Dataset excerpt
══════════════════════════════

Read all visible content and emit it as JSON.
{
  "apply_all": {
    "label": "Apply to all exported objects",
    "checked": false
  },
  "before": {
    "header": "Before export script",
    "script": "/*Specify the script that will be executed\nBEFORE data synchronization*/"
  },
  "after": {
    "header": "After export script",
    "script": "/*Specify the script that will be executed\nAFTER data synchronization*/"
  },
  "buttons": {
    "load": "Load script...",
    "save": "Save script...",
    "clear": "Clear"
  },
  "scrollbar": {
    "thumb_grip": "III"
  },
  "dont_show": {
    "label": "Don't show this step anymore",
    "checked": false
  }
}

══════════════════════════════

• Stated task: Repeat every record, exactly as written.

• Response to this task:
Read all visible content and emit it as JSON.
{
  "apply_all": {
    "label": "Apply to all exported objects",
    "checked": false
  },
  "before": {
    "header": "Before export script",
    "script": "/*Specify the script that will be executed\nBEFORE data synchronization*/"
  },
  "after": {
    "header": "After export script",
    "script": "/*Specify the script that will be executed\nAFTER data synchronization*/"
  },
  "buttons": {
    "load": "Load script...",
    "save": "Save script...",
    "clear": "Clear"
  },
  "scrollbar": {
    "thumb_grip": "III"
  },
  "dont_show": {
    "label": "Don't show this step anymore",
    "checked": false
  }
}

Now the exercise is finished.